_WORK TO BE COMPLETED:_
Sort through the entries below and pull out lines containing the word "label".

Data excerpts

>>>

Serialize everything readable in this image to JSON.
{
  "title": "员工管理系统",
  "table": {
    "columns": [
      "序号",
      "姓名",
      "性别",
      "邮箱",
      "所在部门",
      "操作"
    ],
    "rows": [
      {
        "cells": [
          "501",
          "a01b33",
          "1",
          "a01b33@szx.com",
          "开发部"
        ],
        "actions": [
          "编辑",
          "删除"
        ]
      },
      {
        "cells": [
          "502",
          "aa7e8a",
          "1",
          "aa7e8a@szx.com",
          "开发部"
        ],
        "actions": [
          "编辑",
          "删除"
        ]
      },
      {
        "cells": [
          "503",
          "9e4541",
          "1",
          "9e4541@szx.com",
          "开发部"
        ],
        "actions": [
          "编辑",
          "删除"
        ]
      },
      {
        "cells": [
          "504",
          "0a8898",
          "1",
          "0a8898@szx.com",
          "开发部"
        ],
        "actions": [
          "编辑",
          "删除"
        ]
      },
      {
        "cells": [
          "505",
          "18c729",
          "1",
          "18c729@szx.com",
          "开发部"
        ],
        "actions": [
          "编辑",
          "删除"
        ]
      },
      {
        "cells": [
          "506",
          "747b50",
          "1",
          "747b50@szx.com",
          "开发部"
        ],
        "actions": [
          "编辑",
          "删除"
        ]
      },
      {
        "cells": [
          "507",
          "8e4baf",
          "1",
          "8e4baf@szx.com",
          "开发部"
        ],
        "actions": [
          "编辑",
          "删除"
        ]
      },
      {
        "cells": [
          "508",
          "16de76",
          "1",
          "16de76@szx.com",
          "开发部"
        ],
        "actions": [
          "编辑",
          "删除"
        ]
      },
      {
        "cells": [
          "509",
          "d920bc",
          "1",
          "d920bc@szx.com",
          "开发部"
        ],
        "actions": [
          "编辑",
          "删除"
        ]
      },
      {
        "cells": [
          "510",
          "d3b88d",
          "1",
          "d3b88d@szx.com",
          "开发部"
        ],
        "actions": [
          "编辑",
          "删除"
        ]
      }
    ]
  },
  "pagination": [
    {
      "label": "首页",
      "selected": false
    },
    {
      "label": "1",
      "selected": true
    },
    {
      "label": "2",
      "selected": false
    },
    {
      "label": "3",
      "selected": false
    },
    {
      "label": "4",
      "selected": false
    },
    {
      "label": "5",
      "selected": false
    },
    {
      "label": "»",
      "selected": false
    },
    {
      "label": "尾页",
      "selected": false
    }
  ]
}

<<<

_ANSWER FOR THE TASK:_
      "label": "首页",
      "label": "1",
      "label": "2",
      "label": "3",
      "label": "4",
      "label": "5",
      "label": "»",
      "label": "尾页",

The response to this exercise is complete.